### [EXERCISE]
Every single entry that follows is to be retyped exactly.

#### LISTED ENTRIES

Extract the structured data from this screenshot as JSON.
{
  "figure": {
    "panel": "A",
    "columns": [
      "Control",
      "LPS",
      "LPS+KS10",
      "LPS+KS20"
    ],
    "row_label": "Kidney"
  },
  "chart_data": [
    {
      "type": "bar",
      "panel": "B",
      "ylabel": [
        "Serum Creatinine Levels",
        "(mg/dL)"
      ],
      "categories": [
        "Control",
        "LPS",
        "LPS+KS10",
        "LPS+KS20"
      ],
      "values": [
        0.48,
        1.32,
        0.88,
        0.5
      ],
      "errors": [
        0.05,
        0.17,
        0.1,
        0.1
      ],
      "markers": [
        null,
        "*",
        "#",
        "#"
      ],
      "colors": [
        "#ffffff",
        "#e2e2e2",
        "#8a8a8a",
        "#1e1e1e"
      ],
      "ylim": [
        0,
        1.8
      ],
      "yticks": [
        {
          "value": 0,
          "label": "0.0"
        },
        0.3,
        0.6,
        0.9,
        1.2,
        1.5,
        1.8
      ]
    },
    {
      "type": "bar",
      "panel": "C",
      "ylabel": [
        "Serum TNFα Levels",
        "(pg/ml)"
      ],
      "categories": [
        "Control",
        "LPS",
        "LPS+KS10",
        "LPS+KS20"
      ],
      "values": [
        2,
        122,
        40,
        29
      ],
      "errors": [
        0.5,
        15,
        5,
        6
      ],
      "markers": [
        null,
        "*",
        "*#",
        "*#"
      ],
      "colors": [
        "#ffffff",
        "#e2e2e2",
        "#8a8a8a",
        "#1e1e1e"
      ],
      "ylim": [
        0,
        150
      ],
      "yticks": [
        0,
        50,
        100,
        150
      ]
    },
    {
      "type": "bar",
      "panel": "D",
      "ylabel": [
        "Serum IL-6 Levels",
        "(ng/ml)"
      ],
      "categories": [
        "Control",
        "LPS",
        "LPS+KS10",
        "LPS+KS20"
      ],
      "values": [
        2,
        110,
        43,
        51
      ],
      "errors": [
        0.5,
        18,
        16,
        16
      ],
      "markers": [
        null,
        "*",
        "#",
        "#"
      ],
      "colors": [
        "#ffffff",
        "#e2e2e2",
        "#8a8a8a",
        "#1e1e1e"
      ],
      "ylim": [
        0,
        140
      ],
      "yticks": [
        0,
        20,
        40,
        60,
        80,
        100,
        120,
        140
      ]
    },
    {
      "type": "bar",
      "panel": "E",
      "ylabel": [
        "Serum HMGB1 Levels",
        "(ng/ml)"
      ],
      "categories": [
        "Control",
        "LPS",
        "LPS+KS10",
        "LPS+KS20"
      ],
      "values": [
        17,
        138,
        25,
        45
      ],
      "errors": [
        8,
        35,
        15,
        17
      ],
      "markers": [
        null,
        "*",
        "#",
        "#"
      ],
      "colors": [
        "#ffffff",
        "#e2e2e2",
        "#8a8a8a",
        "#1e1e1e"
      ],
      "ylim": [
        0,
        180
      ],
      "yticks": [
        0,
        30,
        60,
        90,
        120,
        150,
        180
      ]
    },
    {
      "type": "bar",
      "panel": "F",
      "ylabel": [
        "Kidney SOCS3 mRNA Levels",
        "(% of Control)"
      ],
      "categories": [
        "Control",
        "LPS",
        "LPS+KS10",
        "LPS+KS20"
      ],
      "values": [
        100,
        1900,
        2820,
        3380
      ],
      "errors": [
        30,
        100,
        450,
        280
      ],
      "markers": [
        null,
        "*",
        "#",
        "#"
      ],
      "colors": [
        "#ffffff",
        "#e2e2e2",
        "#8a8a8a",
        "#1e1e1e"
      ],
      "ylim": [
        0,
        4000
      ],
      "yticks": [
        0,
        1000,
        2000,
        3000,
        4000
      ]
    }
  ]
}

########

### [EXERCISE OUTPUT]
Extract the structured data from this screenshot as JSON.
{
  "figure": {
    "panel": "A",
    "columns": [
      "Control",
      "LPS",
      "LPS+KS10",
      "LPS+KS20"
    ],
    "row_label": "Kidney"
  },
  "chart_data": [
    {
      "type": "bar",
      "panel": "B",
      "ylabel": [
        "Serum Creatinine Levels",
        "(mg/dL)"
      ],
      "categories": [
        "Control",
        "LPS",
        "LPS+KS10",
        "LPS+KS20"
      ],
      "values": [
        0.48,
        1.32,
        0.88,
        0.5
      ],
      "errors": [
        0.05,
        0.17,
        0.1,
        0.1
      ],
      "markers": [
        null,
        "*",
        "#",
        "#"
      ],
      "colors": [
        "#ffffff",
        "#e2e2e2",
        "#8a8a8a",
        "#1e1e1e"
      ],
      "ylim": [
        0,
        1.8
      ],
      "yticks": [
        {
          "value": 0,
          "label": "0.0"
        },
        0.3,
        0.6,
        0.9,
        1.2,
        1.5,
        1.8
      ]
    },
    {
      "type": "bar",
      "panel": "C",
      "ylabel": [
        "Serum TNFα Levels",
        "(pg/ml)"
      ],
      "categories": [
        "Control",
        "LPS",
        "LPS+KS10",
        "LPS+KS20"
      ],
      "values": [
        2,
        122,
        40,
        29
      ],
      "errors": [
        0.5,
        15,
        5,
        6
      ],
      "markers": [
        null,
        "*",
        "*#",
        "*#"
      ],
      "colors": [
        "#ffffff",
        "#e2e2e2",
        "#8a8a8a",
        "#1e1e1e"
      ],
      "ylim": [
        0,
        150
      ],
      "yticks": [
        0,
        50,
        100,
        150
      ]
    },
    {
      "type": "bar",
      "panel": "D",
      "ylabel": [
        "Serum IL-6 Levels",
        "(ng/ml)"
      ],
      "categories": [
        "Control",
        "LPS",
        "LPS+KS10",
        "LPS+KS20"
      ],
      "values": [
        2,
        110,
        43,
        51
      ],
      "errors": [
        0.5,
        18,
        16,
        16
      ],
      "markers": [
        null,
        "*",
        "#",
        "#"
      ],
      "colors": [
        "#ffffff",
        "#e2e2e2",
        "#8a8a8a",
        "#1e1e1e"
      ],
      "ylim": [
        0,
        140
      ],
      "yticks": [
        0,
        20,
        40,
        60,
        80,
        100,
        120,
        140
      ]
    },
    {
      "type": "bar",
      "panel": "E",
      "ylabel": [
        "Serum HMGB1 Levels",
        "(ng/ml)"
      ],
      "categories": [
        "Control",
        "LPS",
        "LPS+KS10",
        "LPS+KS20"
      ],
      "values": [
        17,
        138,
        25,
        45
      ],
      "errors": [
        8,
        35,
        15,
        17
      ],
      "markers": [
        null,
        "*",
        "#",
        "#"
      ],
      "colors": [
        "#ffffff",
        "#e2e2e2",
        "#8a8a8a",
        "#1e1e1e"
      ],
      "ylim": [
        0,
        180
      ],
      "yticks": [
        0,
        30,
        60,
        90,
        120,
        150,
        180
      ]
    },
    {
      "type": "bar",
      "panel": "F",
      "ylabel": [
        "Kidney SOCS3 mRNA Levels",
        "(% of Control)"
      ],
      "categories": [
        "Control",
        "LPS",
        "LPS+KS10",
        "LPS+KS20"
      ],
      "values": [
        100,
        1900,
        2820,
        3380
      ],
      "errors": [
        30,
        100,
        450,
        280
      ],
      "markers": [
        null,
        "*",
        "#",
        "#"
      ],
      "colors": [
        "#ffffff",
        "#e2e2e2",
        "#8a8a8a",
        "#1e1e1e"
      ],
      "ylim": [
        0,
        4000
      ],
      "yticks": [
        0,
        1000,
        2000,
        3000,
        4000
      ]
    }
  ]
}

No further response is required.